Present every line of the records below as a numbered list, omitting blank lines and leaving out the pictures.

===== DATA SECTION =====

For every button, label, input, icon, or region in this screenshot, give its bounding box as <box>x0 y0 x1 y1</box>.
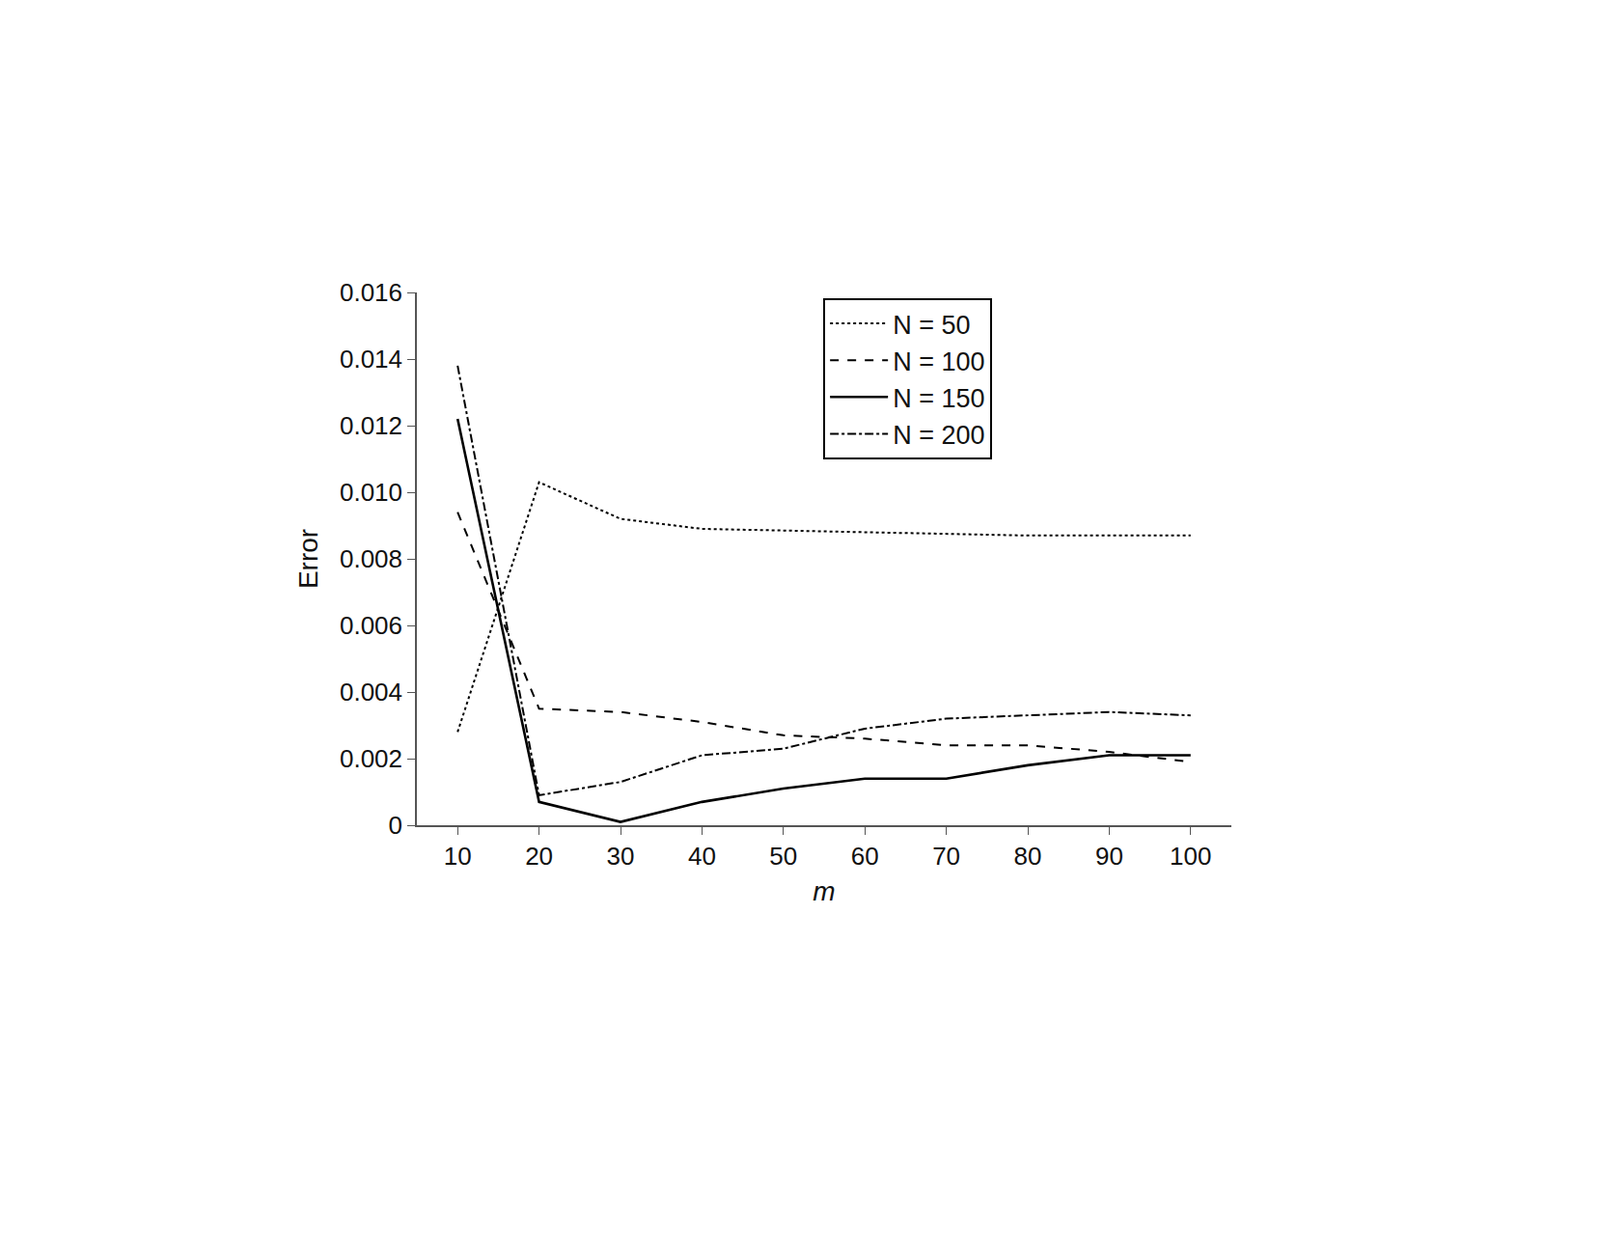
svg-text:70: 70 <box>932 841 961 871</box>
svg-text:10: 10 <box>443 841 472 871</box>
svg-text:40: 40 <box>688 841 717 871</box>
svg-text:N = 150: N = 150 <box>892 384 985 414</box>
svg-text:80: 80 <box>1014 841 1043 871</box>
svg-text:0.014: 0.014 <box>339 344 403 374</box>
svg-text:0.002: 0.002 <box>339 744 403 773</box>
svg-text:30: 30 <box>606 841 635 871</box>
svg-text:20: 20 <box>524 841 553 871</box>
svg-text:0.010: 0.010 <box>339 477 403 507</box>
svg-text:N = 50: N = 50 <box>892 310 970 340</box>
svg-text:60: 60 <box>851 841 880 871</box>
svg-text:N = 200: N = 200 <box>892 420 985 450</box>
svg-text:100: 100 <box>1169 841 1212 871</box>
svg-text:0.006: 0.006 <box>339 610 403 640</box>
svg-text:0.004: 0.004 <box>339 677 403 707</box>
svg-text:0.008: 0.008 <box>339 544 403 574</box>
svg-text:0.012: 0.012 <box>339 411 403 441</box>
svg-text:90: 90 <box>1095 841 1124 871</box>
svg-text:50: 50 <box>769 841 798 871</box>
svg-text:N = 100: N = 100 <box>892 347 985 377</box>
svg-text:0: 0 <box>388 810 403 840</box>
svg-text:Error: Error <box>293 528 324 589</box>
svg-text:0.016: 0.016 <box>339 277 403 307</box>
svg-text:m: m <box>812 876 835 907</box>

=====

# [TASK RESULT]
1. For every button, label, input, icon, or region in this screenshot, give its bounding box as <box>x0 y0 x1 y1</box>.
2. svg-text:70: 70 <box>932 841 961 871</box>
3. svg-text:10: 10 <box>443 841 472 871</box>
4. svg-text:40: 40 <box>688 841 717 871</box>
5. svg-text:N = 150: N = 150 <box>892 384 985 414</box>
6. svg-text:80: 80 <box>1014 841 1043 871</box>
7. svg-text:0.014: 0.014 <box>339 344 403 374</box>
8. svg-text:0.002: 0.002 <box>339 744 403 773</box>
9. svg-text:30: 30 <box>606 841 635 871</box>
10. svg-text:20: 20 <box>524 841 553 871</box>
11. svg-text:0.010: 0.010 <box>339 477 403 507</box>
12. svg-text:N = 50: N = 50 <box>892 310 970 340</box>
13. svg-text:60: 60 <box>851 841 880 871</box>
14. svg-text:N = 200: N = 200 <box>892 420 985 450</box>
15. svg-text:100: 100 <box>1169 841 1212 871</box>
16. svg-text:0.006: 0.006 <box>339 610 403 640</box>
17. svg-text:0.004: 0.004 <box>339 677 403 707</box>
18. svg-text:0.008: 0.008 <box>339 544 403 574</box>
19. svg-text:0.012: 0.012 <box>339 411 403 441</box>
20. svg-text:90: 90 <box>1095 841 1124 871</box>
21. svg-text:50: 50 <box>769 841 798 871</box>
22. svg-text:N = 100: N = 100 <box>892 347 985 377</box>
23. svg-text:0: 0 <box>388 810 403 840</box>
24. svg-text:Error: Error <box>293 528 324 589</box>
25. svg-text:0.016: 0.016 <box>339 277 403 307</box>
26. svg-text:m: m <box>812 876 835 907</box>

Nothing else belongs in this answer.